===== Source records =====

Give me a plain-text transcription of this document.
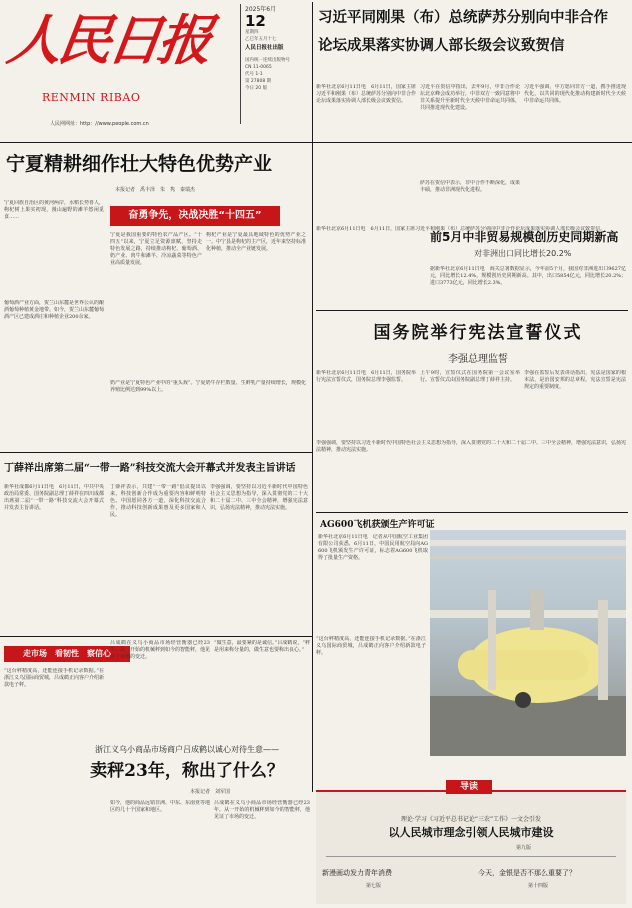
人民日报
RENMIN RIBAO
人民网网址：http：//www.people.com.cn
2025年6月
12
星期四
乙巳年五月十七
人民日报社出版
国内统一连续出版物号
CN 11-0065
代号 1-1
第 27808 期
今日 20 版
习近平同刚果（布）总统萨苏分别向中非合作
论坛成果落实协调人部长级会议致贺信
新华社北京6月11日电　6月11日，国家主席习近平和刚果（布）总统萨苏分别向中非合作论坛成果落实协调人部长级会议致贺信。
习近平在贺信中指出，去年9月，中非合作论坛北京峰会成功举行，中非双方一致同意将中非关系提升至新时代全天候中非命运共同体，共同推进现代化建设。
习近平强调，中方愿同非方一道，携手推进现代化，以共同的现代化推动构建新时代全天候中非命运共同体。
萨苏在贺信中表示，非中合作不断深化，成果丰硕，推动非洲现代化进程。
宁夏精耕细作壮大特色优势产业
本报记者　禹丰泽　朱　隽　秦瑞杰
奋勇争先，决战决胜“十四五”
宁夏回族自治区的黄河两岸，水稻长势喜人，枸杞树上果实初现，漫山遍野的滩羊悠闲觅食……
宁夏是我国重要的特色农产品产区。“十四五”以来，宁夏立足资源禀赋，坚持走特色发展之路，持续推动枸杞、葡萄酒、奶产业、肉牛和滩羊、冷凉蔬菜等特色产业高质量发展。
枸杞产业是宁夏最具地域特色的优势产业之一。中宁县是枸杞的主产区，近年来坚持标准化种植，推动全产业链发展。
葡萄酒产业方面，贺兰山东麓是世界公认的酿酒葡萄种植黄金地带。如今，贺兰山东麓葡萄酒产区已建成酒庄和种植企业200余家。
奶产业是宁夏特色产业中的“重头戏”。宁夏奶牛存栏数量、生鲜乳产量持续增长，规模化养殖比例达到99%以上。
新华社北京6月11日电　6月11日，国家主席习近平和刚果（布）总统萨苏分别向中非合作论坛成果落实协调人部长级会议致贺信。
前5月中非贸易规模创历史同期新高
对非洲出口同比增长20.2%
据新华社北京6月11日电　海关总署数据显示，今年前5个月，我国对非洲进出口9627亿元，同比增长12.4%，规模创历史同期新高。其中，出口5854亿元，同比增长20.2%；进口3773亿元，同比增长2.3%。
国务院举行宪法宣誓仪式
李强总理监誓
新华社北京6月11日电　6月11日，国务院举行宪法宣誓仪式，国务院总理李强监誓。
上午9时，宣誓仪式在国务院第一会议室举行。宣誓仪式由国务院副总理丁薛祥主持。
李强在监誓后发表讲话指出，宪法是国家的根本法，是治国安邦的总章程。宪法宣誓是宪法规定的重要制度。
李强强调，要坚持以习近平新时代中国特色社会主义思想为指导，深入贯彻党的二十大和二十届二中、三中全会精神，增强宪法意识，弘扬宪法精神，推动宪法实施。
丁薛祥出席第二届“一带一路”科技交流大会开幕式并发表主旨讲话
新华社成都6月11日电　6月11日，中共中央政治局常委、国务院副总理丁薛祥在四川成都出席第二届“一带一路”科技交流大会开幕式并发表主旨讲话。
丁薛祥表示，共建“一带一路”倡议提出以来，科技创新合作成为重要内容和鲜明特色。中国愿同各方一道，深化科技交流合作，推动科技创新成果惠及更多国家和人民。
李强强调，要坚持以习近平新时代中国特色社会主义思想为指导，深入贯彻党的二十大和二十届二中、三中全会精神，增强宪法意识，弘扬宪法精神，推动宪法实施。
AG600飞机获颁生产许可证
新华社北京6月11日电　记者从中国航空工业集团有限公司获悉，6月11日，中国民用航空局向AG600飞机颁发生产许可证，标志着AG600飞机取得了批量生产资格。
走市场　看韧性　察信心
“这台秤精度高，还能连接手机记录数据。”在浙江义乌国际商贸城，吕成鹤正向客户介绍新款电子秤。
浙江义乌小商品市场商户吕成鹤以诚心对待生意——
卖秤23年，称出了什么？
本报记者　刘军国
吕成鹤在义乌小商品市场经营衡器已经23年。从一开始的机械秤到如今的智能秤，他见证了市场的变迁。
“做生意，最要紧的是诚信。”吕成鹤说，“秤是用来称分量的，做生意也要称出良心。”
如今，他的商品远销非洲、中东、东南亚等地区的几十个国家和地区。
吕成鹤在义乌小商品市场经营衡器已经23年。从一开始的机械秤到如今的智能秤，他见证了市场的变迁。
“这台秤精度高，还能连接手机记录数据。”在浙江义乌国际商贸城，吕成鹤正向客户介绍新款电子秤。
导读
理论·学习《习近平总书记论“三农”工作》一文会引发
以人民城市理念引领人民城市建设
第九版
新漫画动发力青年消费
第七版
今天，金银是否不那么重要了？
第十四版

=====

Description of the task - Pull every line containing "科技交流大会开幕式并发表主旨讲话" from the material above.

Answer to the problem -
丁薛祥出席第二届“一带一路”科技交流大会开幕式并发表主旨讲话
新华社成都6月11日电　6月11日，中共中央政治局常委、国务院副总理丁薛祥在四川成都出席第二届“一带一路”科技交流大会开幕式并发表主旨讲话。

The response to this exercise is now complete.